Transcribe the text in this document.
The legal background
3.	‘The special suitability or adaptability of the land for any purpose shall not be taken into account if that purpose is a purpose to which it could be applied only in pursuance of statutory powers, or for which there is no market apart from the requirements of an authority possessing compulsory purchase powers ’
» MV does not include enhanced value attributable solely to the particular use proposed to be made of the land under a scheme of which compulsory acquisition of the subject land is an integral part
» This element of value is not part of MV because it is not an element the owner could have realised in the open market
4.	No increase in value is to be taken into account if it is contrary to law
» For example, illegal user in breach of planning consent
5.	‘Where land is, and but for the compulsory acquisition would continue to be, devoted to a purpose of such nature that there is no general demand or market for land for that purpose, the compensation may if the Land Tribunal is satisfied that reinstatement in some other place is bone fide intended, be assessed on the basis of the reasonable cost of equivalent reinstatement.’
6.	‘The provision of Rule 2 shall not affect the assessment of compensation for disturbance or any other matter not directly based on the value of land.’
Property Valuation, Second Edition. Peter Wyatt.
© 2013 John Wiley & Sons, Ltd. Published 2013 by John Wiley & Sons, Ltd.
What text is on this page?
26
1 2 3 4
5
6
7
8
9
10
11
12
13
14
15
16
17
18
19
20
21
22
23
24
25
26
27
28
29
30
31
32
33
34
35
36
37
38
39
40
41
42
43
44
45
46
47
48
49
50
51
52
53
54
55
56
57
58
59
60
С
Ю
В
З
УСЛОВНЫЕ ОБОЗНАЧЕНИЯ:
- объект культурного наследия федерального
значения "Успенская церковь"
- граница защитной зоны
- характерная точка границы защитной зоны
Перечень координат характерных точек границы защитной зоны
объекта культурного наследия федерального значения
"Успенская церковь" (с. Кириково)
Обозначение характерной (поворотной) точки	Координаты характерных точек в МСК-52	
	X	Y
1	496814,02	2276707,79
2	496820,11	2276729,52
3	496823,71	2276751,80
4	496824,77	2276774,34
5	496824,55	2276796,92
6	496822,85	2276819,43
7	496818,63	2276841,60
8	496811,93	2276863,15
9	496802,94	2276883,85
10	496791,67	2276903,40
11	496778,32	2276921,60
= = =
WHAT YOU WILL DO
Go through the listing above and restate it word for word.

SOLVED EXERCISE
Transcribe the text in this document.
The legal background
3.	‘The special suitability or adaptability of the land for any purpose shall not be taken into account if that purpose is a purpose to which it could be applied only in pursuance of statutory powers, or for which there is no market apart from the requirements of an authority possessing compulsory purchase powers ’
» MV does not include enhanced value attributable solely to the particular use proposed to be made of the land under a scheme of which compulsory acquisition of the subject land is an integral part
» This element of value is not part of MV because it is not an element the owner could have realised in the open market
4.	No increase in value is to be taken into account if it is contrary to law
» For example, illegal user in breach of planning consent
5.	‘Where land is, and but for the compulsory acquisition would continue to be, devoted to a purpose of such nature that there is no general demand or market for land for that purpose, the compensation may if the Land Tribunal is satisfied that reinstatement in some other place is bone fide intended, be assessed on the basis of the reasonable cost of equivalent reinstatement.’
6.	‘The provision of Rule 2 shall not affect the assessment of compensation for disturbance or any other matter not directly based on the value of land.’
Property Valuation, Second Edition. Peter Wyatt.
© 2013 John Wiley & Sons, Ltd. Published 2013 by John Wiley & Sons, Ltd.
What text is on this page?
26
1 2 3 4
5
6
7
8
9
10
11
12
13
14
15
16
17
18
19
20
21
22
23
24
25
26
27
28
29
30
31
32
33
34
35
36
37
38
39
40
41
42
43
44
45
46
47
48
49
50
51
52
53
54
55
56
57
58
59
60
С
Ю
В
З
УСЛОВНЫЕ ОБОЗНАЧЕНИЯ:
- объект культурного наследия федерального
значения "Успенская церковь"
- граница защитной зоны
- характерная точка границы защитной зоны
Перечень координат характерных точек границы защитной зоны
объекта культурного наследия федерального значения
"Успенская церковь" (с. Кириково)
Обозначение характерной (поворотной) точки	Координаты характерных точек в МСК-52	
	X	Y
1	496814,02	2276707,79
2	496820,11	2276729,52
3	496823,71	2276751,80
4	496824,77	2276774,34
5	496824,55	2276796,92
6	496822,85	2276819,43
7	496818,63	2276841,60
8	496811,93	2276863,15
9	496802,94	2276883,85
10	496791,67	2276903,40
11	496778,32	2276921,60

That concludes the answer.